WORK TO BE COMPLETED:
Check every line of the material for the word "alcohol". Copy those that have it.

LISTED RECORDS:
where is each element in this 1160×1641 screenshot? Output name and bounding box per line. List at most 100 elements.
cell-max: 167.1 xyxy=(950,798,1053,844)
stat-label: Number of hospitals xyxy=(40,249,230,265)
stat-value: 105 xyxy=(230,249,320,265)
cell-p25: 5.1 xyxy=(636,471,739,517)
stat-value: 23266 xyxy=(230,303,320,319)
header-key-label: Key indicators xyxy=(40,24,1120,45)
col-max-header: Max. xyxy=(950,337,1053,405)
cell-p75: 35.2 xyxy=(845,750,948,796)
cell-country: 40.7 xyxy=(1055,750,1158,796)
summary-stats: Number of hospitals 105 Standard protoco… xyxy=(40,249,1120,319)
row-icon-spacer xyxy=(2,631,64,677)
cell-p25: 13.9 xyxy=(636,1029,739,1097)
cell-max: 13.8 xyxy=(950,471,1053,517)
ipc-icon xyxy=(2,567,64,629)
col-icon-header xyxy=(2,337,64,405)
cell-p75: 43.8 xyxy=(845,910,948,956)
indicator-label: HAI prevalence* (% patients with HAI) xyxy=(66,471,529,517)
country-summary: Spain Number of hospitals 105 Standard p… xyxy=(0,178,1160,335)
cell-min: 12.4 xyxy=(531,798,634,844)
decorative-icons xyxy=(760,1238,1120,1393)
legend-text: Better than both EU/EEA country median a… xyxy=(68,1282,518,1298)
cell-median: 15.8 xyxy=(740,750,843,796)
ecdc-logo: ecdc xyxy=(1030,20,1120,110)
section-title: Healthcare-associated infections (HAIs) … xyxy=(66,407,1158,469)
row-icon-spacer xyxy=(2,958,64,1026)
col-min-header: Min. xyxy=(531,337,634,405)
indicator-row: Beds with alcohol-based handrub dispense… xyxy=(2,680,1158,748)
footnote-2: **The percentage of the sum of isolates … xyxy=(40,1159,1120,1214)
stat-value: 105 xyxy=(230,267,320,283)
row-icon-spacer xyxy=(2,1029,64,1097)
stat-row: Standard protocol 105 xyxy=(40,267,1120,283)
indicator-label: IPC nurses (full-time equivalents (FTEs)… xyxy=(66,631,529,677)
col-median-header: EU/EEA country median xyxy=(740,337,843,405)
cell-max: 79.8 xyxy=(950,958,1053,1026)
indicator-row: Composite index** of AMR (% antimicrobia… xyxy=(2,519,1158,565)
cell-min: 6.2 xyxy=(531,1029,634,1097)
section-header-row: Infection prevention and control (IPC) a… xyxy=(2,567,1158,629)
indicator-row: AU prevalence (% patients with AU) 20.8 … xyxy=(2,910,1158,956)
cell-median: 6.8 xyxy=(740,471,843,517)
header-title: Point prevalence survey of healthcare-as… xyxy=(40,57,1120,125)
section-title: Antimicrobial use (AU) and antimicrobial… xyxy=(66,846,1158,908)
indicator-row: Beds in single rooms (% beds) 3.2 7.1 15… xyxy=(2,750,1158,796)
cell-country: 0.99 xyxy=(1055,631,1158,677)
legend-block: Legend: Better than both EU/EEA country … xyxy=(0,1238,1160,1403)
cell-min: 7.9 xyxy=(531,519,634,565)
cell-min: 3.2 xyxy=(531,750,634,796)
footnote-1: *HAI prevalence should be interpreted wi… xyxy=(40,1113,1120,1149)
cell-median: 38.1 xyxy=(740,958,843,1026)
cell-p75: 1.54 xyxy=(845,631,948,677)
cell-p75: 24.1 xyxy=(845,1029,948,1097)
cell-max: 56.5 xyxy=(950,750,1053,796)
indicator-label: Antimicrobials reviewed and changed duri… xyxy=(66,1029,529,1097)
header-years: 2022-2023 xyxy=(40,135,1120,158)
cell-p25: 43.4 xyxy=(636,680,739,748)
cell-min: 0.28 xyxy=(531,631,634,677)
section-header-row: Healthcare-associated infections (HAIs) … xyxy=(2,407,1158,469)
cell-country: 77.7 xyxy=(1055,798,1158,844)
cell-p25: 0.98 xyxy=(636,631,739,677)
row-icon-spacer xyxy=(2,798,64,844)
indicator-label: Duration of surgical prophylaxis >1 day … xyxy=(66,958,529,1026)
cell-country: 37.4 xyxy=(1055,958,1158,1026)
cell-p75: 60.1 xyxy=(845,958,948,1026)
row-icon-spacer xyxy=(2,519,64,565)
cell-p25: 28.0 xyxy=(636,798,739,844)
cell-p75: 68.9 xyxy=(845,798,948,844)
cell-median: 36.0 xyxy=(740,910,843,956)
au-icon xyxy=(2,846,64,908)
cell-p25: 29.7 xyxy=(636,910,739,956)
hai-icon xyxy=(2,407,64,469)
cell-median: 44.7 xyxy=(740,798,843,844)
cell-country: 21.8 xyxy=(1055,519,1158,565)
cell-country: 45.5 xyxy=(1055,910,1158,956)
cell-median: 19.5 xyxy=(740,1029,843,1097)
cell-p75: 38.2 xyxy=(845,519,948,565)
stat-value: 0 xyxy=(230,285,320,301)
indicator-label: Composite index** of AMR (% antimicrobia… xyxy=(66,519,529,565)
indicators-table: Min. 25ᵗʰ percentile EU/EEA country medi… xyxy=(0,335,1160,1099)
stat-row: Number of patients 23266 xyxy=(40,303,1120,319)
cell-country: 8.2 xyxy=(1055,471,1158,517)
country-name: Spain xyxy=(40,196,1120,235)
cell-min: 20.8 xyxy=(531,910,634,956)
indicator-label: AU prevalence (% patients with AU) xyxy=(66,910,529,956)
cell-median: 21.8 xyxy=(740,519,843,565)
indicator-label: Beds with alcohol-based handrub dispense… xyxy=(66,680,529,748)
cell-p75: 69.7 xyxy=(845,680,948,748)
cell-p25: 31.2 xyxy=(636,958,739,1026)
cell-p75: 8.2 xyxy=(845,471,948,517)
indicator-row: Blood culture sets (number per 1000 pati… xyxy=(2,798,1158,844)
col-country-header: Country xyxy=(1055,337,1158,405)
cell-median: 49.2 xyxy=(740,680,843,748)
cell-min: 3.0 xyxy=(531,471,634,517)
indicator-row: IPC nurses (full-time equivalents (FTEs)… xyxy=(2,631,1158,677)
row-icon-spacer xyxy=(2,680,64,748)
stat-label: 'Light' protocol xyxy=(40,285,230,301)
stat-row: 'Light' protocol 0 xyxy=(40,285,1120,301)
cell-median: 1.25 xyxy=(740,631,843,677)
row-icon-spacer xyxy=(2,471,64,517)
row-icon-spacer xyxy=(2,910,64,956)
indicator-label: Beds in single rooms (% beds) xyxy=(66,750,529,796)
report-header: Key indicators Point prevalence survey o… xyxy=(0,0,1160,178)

ANSWER TO THIS PROBLEM:
indicator-row: Beds with alcohol-based handrub dispense… xyxy=(2,680,1158,748)
indicator-label: Beds with alcohol-based handrub dispense… xyxy=(66,680,529,748)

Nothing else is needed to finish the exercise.